Arcore, l’ultima preghiera per Etta «Un’anima giusta è salita in cielo»

Non si vorrebbe guardare negli occhi dei familiari che entrano a villa San Martino. Si legge dolore, senso di vuoto e ansia perché Etta se ne è andata. «Un’anima giusta e bella salita in cielo, a fianco della persona che più ha amato» recita il salmo e il pensiero e la preghiera corre a mamma Rosa, la mamma di Silvio Berlusconi e di Paolo. Sono lì, il premier e l’editore di questo giornale, davanti all’altare della settecentesca cappella di famiglia. Attorno i familiari più stretti per l’ultimo addio a Maria Antonietta. Già, è una cerimonia «strettamente familiare e privata» quella che saluta la sorella Etta. Nomi che stanno su una paginetta di taccuino, appuntati con quel necrologio dei figli di Etta - Paolo, Sabrina e Silvio - che racconta la vita di una mamma: «Il tuo amore, la tua voglia di vivere, il tuo sorriso...». Ricordi che addolciscono il dolore e che sono certezza per il futuro.
«Padre nostro...», dita congiunte nel segno della Croce e nell’istante della benedizione. Corone e mazzi di fiori bianchi omaggio alla sorella e alla mamma che il tempo porta via. Il magone spezza la preghiera in gola, nonostante lei «sia in Paradiso con mamma Rosa, insieme continueranno a proteggerci e a pregare per noi» dicono i familiari. Sì, «siamo più soli». E in quel «siamo più soli» c’è tutto il peso di queste ore fatto di sentimenti veri e profondi, di un dolore che neppure i raggi del sole nel giorno dell’addio riescono a lenire. Anzi, «ora l’unica cosa che bisogna fare è pregare» dice don Gabriele: una preghiera per chi «ha perso un’altra persona cara dopo mamma Rosa».
Fuori da villa San Martino è un mesto pellegrinaggio di gente che vorrebbe far sentire meno soli Silvio, Paolo e tutta la famiglia. Un mesto pellegrinaggio per Etta che «da lassù, accanto a mamma Rosa, metterà la stessa discrezione e il tratto gentile che aveva in vita». Pensieri di un dolore forte e vissuto intensamente tanto quanto la danza che per Etta era passione e sogno.
C’è chi stringe i pugni nelle tasche mentre le emozioni battono forte, il pianto cresce all’infinito e don Andrea legge il telegramma del segretario di Stato Vaticano Tarciso Bertone indirizzato al premier Berlusconi che è sereno ma provato: «Esprimo vivo cordoglio e la partecipazione al lutto, assicuro la preghiera nella certezza della futura resurrezione in Cristo». Tutti stretti attorno ai fratelli, ai figli e ai nipoti per regalarsi una speranza. Poi, ancora uno sguardo, un saluto con affetto e gli abbracci per raccogliere le lacrime: la salma di Maria Antonietta resta lì immersa nei fiori e nella preghiera nella cappella della villa San Martino. Domani sarà cremata al cimitero milanese di Lambrate, poi le ceneri saranno tumulate al Monumentale. A fianco del commendator Luigi e di mamma Rosa. Lì, diceva la signora Rosetta, «al cimiteri ghe pussé gent che prega».
***
• _PROBLEMA DA RISOLVERE_
Riscrivi il passo dell'estratto da "Fuori da villa" fino a "passione e sogno." compreso, sostituendo "mesto pellegrinaggio" con "triste corteo". L'elenco è materiale a sé, indipendente dall'estratto.

• _MATERIALE DI STUDIO_
***
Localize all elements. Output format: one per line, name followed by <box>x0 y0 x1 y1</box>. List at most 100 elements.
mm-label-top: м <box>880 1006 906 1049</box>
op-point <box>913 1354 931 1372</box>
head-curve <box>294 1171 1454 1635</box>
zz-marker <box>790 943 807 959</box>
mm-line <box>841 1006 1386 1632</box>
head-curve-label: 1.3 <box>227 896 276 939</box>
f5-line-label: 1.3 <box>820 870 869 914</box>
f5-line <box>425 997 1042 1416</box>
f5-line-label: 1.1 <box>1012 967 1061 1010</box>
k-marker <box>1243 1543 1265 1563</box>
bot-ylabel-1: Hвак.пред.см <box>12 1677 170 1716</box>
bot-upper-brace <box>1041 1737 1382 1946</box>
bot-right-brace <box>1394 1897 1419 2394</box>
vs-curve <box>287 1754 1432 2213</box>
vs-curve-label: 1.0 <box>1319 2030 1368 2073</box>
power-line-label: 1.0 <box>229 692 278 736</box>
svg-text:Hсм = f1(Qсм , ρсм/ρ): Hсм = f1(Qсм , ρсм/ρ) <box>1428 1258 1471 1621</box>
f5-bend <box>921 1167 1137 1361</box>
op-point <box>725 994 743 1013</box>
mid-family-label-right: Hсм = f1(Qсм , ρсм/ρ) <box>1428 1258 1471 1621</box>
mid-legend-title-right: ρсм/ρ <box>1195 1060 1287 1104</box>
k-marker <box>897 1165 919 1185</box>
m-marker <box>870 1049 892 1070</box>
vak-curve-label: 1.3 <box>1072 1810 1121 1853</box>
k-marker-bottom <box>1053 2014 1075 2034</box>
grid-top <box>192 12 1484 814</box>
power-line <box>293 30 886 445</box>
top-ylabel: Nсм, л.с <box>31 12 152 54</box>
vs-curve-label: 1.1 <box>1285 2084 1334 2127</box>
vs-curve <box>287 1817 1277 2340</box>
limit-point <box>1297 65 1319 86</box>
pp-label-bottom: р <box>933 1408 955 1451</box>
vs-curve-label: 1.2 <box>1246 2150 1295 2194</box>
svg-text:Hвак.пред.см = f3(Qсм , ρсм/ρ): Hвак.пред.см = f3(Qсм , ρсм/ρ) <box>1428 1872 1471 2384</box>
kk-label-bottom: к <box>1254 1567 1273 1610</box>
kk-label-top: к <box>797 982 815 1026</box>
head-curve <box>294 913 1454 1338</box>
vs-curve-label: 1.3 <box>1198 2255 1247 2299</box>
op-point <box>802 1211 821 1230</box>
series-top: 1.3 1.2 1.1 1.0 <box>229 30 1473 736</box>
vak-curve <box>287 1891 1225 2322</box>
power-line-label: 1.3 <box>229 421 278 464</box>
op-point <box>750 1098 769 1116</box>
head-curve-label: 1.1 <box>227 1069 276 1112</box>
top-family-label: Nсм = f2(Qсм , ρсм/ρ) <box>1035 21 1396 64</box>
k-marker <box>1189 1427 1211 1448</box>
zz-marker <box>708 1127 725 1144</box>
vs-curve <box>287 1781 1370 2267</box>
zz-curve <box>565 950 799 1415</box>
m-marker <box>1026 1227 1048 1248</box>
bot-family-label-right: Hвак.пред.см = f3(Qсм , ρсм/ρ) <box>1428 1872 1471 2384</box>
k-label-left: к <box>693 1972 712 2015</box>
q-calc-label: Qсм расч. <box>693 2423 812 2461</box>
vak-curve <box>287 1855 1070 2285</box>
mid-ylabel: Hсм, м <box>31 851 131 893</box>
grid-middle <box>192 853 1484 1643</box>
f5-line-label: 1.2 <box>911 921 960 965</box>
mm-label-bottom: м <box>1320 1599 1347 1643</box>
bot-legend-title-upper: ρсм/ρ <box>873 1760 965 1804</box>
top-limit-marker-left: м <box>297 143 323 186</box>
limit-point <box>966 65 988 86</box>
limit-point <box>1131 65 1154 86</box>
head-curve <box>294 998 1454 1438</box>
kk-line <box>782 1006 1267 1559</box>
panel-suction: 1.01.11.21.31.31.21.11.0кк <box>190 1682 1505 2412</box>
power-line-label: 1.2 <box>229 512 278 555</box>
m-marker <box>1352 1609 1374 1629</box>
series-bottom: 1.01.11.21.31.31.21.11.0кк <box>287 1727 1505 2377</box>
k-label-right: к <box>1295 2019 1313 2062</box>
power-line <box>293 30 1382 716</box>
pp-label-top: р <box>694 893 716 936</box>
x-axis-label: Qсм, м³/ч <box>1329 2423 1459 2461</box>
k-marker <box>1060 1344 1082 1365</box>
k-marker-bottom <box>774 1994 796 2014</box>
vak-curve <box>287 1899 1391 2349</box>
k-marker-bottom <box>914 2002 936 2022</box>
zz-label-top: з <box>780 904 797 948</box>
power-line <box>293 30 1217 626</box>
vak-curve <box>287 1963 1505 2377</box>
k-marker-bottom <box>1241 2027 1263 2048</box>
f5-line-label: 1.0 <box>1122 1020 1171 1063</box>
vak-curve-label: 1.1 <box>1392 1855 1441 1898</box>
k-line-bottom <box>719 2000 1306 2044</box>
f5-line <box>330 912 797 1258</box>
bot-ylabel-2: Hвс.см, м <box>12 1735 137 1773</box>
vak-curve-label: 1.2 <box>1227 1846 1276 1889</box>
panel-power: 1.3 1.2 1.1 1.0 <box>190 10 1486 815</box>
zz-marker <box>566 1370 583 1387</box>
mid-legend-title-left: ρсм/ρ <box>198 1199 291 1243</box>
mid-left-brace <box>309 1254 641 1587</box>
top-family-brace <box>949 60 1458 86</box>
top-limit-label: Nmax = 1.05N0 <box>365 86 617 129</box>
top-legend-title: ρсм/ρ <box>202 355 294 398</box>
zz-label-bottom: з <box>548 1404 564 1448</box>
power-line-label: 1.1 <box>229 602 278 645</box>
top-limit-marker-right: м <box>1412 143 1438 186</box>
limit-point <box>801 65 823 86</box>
***
• _SOLUZIONE DELL'ESERCIZIO_
Fuori da villa San Martino è un triste corteo di gente che vorrebbe far sentire meno soli Silvio, Paolo e tutta la famiglia. Un triste corteo per Etta che «da lassù, accanto a mamma Rosa, metterà la stessa discrezione e il tratto gentile che aveva in vita». Pensieri di un dolore forte e vissuto intensamente tanto quanto la danza che per Etta era passione e sogno.